## AIM
What follows is a set of entries. Give them again exactly, without the pictures.

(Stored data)

════════════════════

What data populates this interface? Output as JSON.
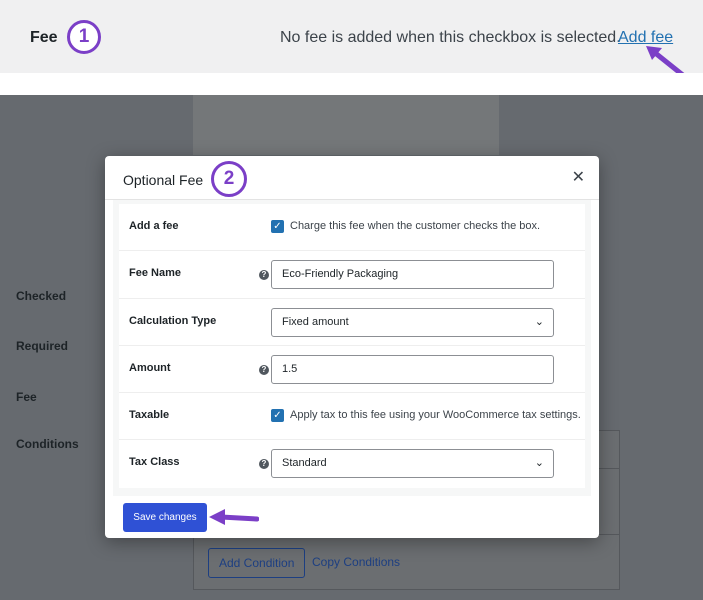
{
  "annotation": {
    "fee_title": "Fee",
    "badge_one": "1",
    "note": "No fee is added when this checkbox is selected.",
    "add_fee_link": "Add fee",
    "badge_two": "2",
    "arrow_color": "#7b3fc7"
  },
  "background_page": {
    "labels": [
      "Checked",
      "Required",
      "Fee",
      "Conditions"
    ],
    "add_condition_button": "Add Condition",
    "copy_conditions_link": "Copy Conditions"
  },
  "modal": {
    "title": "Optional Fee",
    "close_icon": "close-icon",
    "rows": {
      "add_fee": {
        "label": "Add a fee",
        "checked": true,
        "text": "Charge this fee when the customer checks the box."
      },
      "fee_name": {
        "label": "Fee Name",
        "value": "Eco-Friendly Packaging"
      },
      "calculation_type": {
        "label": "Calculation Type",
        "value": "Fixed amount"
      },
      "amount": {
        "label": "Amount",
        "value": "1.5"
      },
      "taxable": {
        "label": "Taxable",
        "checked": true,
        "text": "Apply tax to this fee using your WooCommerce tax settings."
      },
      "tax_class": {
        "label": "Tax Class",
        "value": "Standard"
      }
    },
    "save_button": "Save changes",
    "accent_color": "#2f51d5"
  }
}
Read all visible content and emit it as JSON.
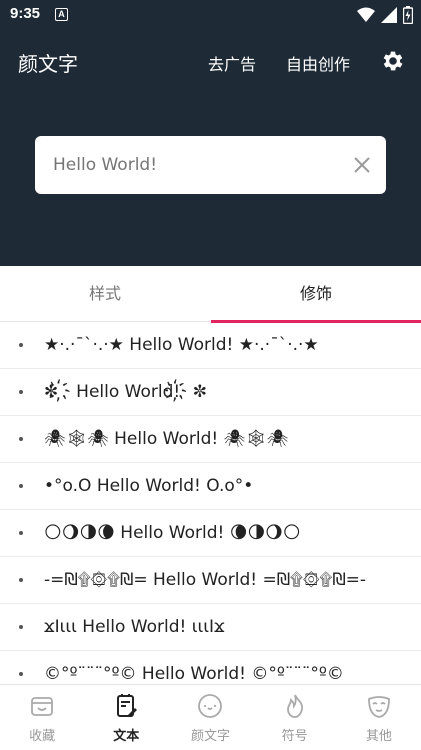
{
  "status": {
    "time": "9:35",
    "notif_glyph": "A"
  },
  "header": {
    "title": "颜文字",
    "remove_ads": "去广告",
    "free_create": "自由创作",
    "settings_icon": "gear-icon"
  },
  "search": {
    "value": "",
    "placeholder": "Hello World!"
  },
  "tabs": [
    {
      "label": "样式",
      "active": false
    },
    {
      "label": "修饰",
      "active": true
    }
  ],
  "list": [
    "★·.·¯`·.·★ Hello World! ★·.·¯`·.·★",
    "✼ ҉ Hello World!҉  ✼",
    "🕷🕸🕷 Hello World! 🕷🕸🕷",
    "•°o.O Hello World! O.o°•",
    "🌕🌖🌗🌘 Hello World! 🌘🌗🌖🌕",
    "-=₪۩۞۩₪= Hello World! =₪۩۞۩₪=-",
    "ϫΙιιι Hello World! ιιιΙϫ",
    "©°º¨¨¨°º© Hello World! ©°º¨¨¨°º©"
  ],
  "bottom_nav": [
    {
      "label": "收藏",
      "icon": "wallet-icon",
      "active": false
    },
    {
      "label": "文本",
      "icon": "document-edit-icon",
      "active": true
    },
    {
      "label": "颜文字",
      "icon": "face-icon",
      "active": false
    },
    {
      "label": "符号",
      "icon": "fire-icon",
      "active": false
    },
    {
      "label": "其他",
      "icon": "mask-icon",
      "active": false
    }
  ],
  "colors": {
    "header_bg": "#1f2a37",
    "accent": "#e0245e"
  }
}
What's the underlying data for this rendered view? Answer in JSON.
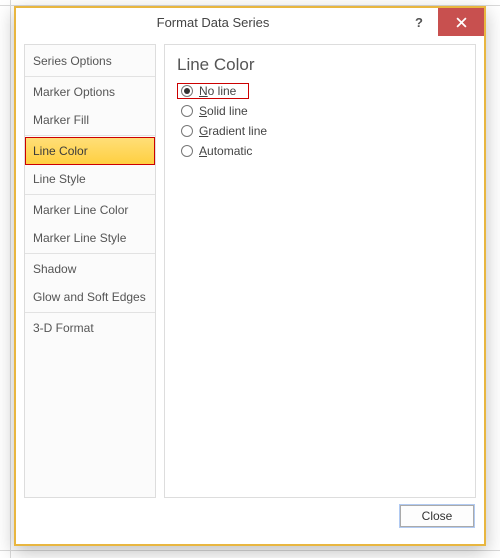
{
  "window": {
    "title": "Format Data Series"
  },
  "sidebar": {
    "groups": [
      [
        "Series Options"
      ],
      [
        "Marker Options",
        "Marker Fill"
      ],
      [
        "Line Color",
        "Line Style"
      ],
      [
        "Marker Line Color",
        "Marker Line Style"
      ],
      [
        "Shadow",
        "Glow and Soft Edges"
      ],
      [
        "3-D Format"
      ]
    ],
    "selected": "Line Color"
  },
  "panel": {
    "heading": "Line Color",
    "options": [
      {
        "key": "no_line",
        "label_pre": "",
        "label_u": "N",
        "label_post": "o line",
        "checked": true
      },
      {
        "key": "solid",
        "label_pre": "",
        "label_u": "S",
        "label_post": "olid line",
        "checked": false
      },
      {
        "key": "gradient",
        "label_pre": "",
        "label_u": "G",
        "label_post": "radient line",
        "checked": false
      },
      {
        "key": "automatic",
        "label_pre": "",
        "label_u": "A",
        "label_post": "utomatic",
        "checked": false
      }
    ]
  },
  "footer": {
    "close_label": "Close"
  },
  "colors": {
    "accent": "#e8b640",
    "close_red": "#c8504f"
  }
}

════════════════════

## EXERCISE OUTPUT
What data populates this interface? Output as JSON.
{
  "annotation": {
    "fee_title": "Fee",
    "badge_one": "1",
    "note": "No fee is added when this checkbox is selected.",
    "add_fee_link": "Add fee",
    "badge_two": "2",
    "arrow_color": "#7b3fc7"
  },
  "background_page": {
    "labels": [
      "Checked",
      "Required",
      "Fee",
      "Conditions"
    ],
    "add_condition_button": "Add Condition",
    "copy_conditions_link": "Copy Conditions"
  },
  "modal": {
    "title": "Optional Fee",
    "close_icon": "close-icon",
    "rows": {
      "add_fee": {
        "label": "Add a fee",
        "checked": true,
        "text": "Charge this fee when the customer checks the box."
      },
      "fee_name": {
        "label": "Fee Name",
        "value": "Eco-Friendly Packaging"
      },
      "calculation_type": {
        "label": "Calculation Type",
        "value": "Fixed amount"
      },
      "amount": {
        "label": "Amount",
        "value": "1.5"
      },
      "taxable": {
        "label": "Taxable",
        "checked": true,
        "text": "Apply tax to this fee using your WooCommerce tax settings."
      },
      "tax_class": {
        "label": "Tax Class",
        "value": "Standard"
      }
    },
    "save_button": "Save changes",
    "accent_color": "#2f51d5"
  }
}
Read all visible content and emit it as JSON.
{
  "status": {
    "time": "9:35",
    "notif_glyph": "A"
  },
  "header": {
    "title": "颜文字",
    "remove_ads": "去广告",
    "free_create": "自由创作",
    "settings_icon": "gear-icon"
  },
  "search": {
    "value": "",
    "placeholder": "Hello World!"
  },
  "tabs": [
    {
      "label": "样式",
      "active": false
    },
    {
      "label": "修饰",
      "active": true
    }
  ],
  "list": [
    "★·.·¯`·.·★ Hello World! ★·.·¯`·.·★",
    "✼ ҉ Hello World!҉  ✼",
    "🕷🕸🕷 Hello World! 🕷🕸🕷",
    "•°o.O Hello World! O.o°•",
    "🌕🌖🌗🌘 Hello World! 🌘🌗🌖🌕",
    "-=₪۩۞۩₪= Hello World! =₪۩۞۩₪=-",
    "ϫΙιιι Hello World! ιιιΙϫ",
    "©°º¨¨¨°º© Hello World! ©°º¨¨¨°º©"
  ],
  "bottom_nav": [
    {
      "label": "收藏",
      "icon": "wallet-icon",
      "active": false
    },
    {
      "label": "文本",
      "icon": "document-edit-icon",
      "active": true
    },
    {
      "label": "颜文字",
      "icon": "face-icon",
      "active": false
    },
    {
      "label": "符号",
      "icon": "fire-icon",
      "active": false
    },
    {
      "label": "其他",
      "icon": "mask-icon",
      "active": false
    }
  ],
  "colors": {
    "header_bg": "#1f2a37",
    "accent": "#e0245e"
  }
}
What's the underlying data for this rendered view? Answer in JSON.
{
  "window": {
    "title": "Format Data Series"
  },
  "sidebar": {
    "groups": [
      [
        "Series Options"
      ],
      [
        "Marker Options",
        "Marker Fill"
      ],
      [
        "Line Color",
        "Line Style"
      ],
      [
        "Marker Line Color",
        "Marker Line Style"
      ],
      [
        "Shadow",
        "Glow and Soft Edges"
      ],
      [
        "3-D Format"
      ]
    ],
    "selected": "Line Color"
  },
  "panel": {
    "heading": "Line Color",
    "options": [
      {
        "key": "no_line",
        "label_pre": "",
        "label_u": "N",
        "label_post": "o line",
        "checked": true
      },
      {
        "key": "solid",
        "label_pre": "",
        "label_u": "S",
        "label_post": "olid line",
        "checked": false
      },
      {
        "key": "gradient",
        "label_pre": "",
        "label_u": "G",
        "label_post": "radient line",
        "checked": false
      },
      {
        "key": "automatic",
        "label_pre": "",
        "label_u": "A",
        "label_post": "utomatic",
        "checked": false
      }
    ]
  },
  "footer": {
    "close_label": "Close"
  },
  "colors": {
    "accent": "#e8b640",
    "close_red": "#c8504f"
  }
}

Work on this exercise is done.